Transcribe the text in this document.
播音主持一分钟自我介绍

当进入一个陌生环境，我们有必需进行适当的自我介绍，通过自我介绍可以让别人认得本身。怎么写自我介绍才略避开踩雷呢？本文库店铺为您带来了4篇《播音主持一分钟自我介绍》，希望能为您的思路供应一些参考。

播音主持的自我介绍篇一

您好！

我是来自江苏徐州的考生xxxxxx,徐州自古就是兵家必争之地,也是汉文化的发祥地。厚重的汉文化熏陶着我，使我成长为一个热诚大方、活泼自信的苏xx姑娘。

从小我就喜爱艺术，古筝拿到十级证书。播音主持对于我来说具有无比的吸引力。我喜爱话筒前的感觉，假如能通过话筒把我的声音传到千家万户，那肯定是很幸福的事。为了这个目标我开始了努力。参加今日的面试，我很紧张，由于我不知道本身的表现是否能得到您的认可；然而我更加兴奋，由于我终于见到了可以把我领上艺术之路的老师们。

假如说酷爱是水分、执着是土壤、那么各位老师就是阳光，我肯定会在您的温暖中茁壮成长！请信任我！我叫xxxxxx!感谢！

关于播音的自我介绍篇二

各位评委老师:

• Aim:
Every record above should be copied exactly.

• Solution:
Transcribe the text in this document.
播音主持一分钟自我介绍

当进入一个陌生环境，我们有必需进行适当的自我介绍，通过自我介绍可以让别人认得本身。怎么写自我介绍才略避开踩雷呢？本文库店铺为您带来了4篇《播音主持一分钟自我介绍》，希望能为您的思路供应一些参考。

播音主持的自我介绍篇一

您好！

我是来自江苏徐州的考生xxxxxx,徐州自古就是兵家必争之地,也是汉文化的发祥地。厚重的汉文化熏陶着我，使我成长为一个热诚大方、活泼自信的苏xx姑娘。

从小我就喜爱艺术，古筝拿到十级证书。播音主持对于我来说具有无比的吸引力。我喜爱话筒前的感觉，假如能通过话筒把我的声音传到千家万户，那肯定是很幸福的事。为了这个目标我开始了努力。参加今日的面试，我很紧张，由于我不知道本身的表现是否能得到您的认可；然而我更加兴奋，由于我终于见到了可以把我领上艺术之路的老师们。

假如说酷爱是水分、执着是土壤、那么各位老师就是阳光，我肯定会在您的温暖中茁壮成长！请信任我！我叫xxxxxx!感谢！

关于播音的自我介绍篇二

各位评委老师:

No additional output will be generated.